* _Problem to solve_
Copy every line that holds "GOES".

(Items from a figure collection)
######

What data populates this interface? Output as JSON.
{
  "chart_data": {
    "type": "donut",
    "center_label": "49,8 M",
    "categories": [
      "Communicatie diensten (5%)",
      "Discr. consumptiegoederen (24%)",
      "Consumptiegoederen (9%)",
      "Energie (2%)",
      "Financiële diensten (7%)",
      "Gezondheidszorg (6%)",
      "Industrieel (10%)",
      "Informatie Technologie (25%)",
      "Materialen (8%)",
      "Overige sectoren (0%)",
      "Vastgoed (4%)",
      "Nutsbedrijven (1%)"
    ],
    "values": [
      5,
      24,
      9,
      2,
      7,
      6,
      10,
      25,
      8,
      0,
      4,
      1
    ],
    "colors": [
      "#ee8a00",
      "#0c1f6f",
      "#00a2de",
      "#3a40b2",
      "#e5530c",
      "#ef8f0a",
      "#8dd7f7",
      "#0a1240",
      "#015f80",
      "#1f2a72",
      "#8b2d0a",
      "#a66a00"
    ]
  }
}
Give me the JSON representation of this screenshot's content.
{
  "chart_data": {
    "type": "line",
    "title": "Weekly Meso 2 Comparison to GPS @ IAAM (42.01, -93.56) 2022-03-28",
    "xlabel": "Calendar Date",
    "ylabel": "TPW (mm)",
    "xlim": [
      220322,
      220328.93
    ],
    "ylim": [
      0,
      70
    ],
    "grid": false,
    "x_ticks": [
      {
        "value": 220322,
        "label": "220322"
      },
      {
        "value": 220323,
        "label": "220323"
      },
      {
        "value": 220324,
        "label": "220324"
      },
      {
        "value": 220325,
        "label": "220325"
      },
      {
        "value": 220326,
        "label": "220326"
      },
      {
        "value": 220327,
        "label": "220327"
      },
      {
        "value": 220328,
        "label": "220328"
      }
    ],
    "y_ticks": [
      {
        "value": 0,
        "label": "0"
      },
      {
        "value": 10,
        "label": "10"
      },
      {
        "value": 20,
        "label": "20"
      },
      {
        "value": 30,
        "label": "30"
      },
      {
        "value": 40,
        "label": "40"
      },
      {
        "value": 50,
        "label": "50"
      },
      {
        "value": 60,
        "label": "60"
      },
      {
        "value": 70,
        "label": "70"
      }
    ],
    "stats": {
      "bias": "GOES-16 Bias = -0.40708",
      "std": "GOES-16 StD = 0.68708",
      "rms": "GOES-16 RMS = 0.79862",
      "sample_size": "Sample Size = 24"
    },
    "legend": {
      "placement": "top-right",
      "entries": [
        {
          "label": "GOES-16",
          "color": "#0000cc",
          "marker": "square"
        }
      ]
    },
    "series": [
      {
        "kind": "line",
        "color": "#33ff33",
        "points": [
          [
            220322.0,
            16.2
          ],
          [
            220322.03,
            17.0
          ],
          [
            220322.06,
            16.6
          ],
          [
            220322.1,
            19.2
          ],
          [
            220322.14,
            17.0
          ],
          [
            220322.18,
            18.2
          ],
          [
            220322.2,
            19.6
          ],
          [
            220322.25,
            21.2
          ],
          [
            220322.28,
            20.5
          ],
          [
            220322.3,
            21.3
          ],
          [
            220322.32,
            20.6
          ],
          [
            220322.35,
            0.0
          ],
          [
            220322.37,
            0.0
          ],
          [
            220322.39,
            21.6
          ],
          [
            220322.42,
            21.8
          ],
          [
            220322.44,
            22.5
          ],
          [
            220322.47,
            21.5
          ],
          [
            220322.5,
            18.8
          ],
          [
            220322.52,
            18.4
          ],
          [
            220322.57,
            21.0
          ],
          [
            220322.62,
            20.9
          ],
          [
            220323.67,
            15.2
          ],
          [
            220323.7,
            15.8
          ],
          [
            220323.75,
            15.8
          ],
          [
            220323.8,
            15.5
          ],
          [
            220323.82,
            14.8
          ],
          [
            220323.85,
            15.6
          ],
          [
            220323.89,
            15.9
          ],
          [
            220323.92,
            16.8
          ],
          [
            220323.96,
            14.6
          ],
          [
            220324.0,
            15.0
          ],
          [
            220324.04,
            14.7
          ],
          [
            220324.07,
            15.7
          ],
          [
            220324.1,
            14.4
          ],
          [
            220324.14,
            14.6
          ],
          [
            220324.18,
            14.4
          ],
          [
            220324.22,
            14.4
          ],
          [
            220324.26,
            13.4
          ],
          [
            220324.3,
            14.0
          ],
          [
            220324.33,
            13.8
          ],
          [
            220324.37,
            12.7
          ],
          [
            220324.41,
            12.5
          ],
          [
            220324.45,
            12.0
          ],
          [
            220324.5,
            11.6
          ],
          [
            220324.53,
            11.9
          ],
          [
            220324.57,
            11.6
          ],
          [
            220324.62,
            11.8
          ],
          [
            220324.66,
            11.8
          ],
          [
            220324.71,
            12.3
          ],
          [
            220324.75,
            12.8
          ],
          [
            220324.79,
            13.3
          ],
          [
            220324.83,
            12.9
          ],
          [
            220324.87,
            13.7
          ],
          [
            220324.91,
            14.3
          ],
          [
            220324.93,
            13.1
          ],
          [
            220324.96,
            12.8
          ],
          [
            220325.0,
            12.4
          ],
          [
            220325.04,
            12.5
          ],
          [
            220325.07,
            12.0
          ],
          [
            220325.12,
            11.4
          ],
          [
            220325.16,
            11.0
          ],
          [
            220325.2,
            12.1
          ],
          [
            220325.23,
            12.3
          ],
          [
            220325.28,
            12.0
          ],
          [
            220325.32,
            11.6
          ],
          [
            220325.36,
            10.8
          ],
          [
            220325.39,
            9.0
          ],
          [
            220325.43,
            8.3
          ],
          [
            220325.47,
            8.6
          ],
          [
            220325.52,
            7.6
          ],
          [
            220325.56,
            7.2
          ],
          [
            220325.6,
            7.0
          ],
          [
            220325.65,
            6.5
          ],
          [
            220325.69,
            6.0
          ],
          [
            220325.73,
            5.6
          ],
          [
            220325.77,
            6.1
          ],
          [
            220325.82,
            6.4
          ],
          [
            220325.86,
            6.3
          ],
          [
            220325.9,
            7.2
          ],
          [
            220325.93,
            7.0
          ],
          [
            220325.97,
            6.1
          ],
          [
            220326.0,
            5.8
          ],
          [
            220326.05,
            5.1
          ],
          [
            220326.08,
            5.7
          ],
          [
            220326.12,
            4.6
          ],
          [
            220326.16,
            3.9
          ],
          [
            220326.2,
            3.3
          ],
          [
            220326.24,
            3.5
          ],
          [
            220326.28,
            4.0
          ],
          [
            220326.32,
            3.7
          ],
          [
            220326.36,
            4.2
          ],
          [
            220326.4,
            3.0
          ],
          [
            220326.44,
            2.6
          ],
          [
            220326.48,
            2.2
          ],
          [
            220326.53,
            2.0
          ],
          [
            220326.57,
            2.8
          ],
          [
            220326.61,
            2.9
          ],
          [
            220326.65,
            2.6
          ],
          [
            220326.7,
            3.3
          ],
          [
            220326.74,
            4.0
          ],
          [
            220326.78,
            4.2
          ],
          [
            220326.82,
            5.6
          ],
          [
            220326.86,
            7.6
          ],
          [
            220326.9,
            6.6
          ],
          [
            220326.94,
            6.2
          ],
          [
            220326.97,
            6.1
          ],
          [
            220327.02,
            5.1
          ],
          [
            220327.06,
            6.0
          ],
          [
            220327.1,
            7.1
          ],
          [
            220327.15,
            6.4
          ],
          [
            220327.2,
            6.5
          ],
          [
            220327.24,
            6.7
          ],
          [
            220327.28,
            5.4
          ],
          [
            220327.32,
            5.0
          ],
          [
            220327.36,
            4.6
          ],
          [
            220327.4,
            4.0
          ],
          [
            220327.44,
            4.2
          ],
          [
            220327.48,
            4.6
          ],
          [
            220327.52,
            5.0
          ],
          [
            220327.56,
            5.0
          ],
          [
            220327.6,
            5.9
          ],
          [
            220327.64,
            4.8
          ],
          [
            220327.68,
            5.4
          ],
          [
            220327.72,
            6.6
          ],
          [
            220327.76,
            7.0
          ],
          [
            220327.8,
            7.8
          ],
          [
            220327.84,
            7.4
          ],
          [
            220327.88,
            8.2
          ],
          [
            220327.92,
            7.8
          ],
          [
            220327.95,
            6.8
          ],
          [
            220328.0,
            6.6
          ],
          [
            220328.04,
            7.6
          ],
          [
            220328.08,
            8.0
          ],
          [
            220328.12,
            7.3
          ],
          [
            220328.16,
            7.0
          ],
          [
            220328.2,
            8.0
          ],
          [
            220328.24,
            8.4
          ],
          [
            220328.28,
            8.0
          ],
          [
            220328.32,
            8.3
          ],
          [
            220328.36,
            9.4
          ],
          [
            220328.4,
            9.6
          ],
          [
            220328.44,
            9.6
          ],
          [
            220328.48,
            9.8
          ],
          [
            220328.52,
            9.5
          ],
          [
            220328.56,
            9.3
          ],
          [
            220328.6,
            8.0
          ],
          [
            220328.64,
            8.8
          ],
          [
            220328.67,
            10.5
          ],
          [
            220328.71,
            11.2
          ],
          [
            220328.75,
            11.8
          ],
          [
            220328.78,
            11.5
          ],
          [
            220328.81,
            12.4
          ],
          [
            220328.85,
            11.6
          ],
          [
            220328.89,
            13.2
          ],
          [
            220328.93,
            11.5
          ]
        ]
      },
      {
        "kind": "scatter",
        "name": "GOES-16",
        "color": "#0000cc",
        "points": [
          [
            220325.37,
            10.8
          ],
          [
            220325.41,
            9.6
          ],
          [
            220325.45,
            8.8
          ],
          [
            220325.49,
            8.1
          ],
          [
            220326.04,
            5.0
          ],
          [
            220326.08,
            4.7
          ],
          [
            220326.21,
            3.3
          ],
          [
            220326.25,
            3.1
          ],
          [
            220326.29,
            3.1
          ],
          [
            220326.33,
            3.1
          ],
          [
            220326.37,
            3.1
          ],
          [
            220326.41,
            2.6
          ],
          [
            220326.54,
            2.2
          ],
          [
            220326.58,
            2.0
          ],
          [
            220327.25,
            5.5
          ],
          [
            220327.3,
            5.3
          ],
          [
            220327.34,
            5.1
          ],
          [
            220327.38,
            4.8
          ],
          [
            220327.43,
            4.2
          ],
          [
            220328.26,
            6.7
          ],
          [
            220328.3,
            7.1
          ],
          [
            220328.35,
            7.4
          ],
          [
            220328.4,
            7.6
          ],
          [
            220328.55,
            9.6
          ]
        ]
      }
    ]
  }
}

######

* _Solved problem_
      "bias": "GOES-16 Bias = -0.40708",
      "std": "GOES-16 StD = 0.68708",
      "rms": "GOES-16 RMS = 0.79862",
          "label": "GOES-16",
        "name": "GOES-16",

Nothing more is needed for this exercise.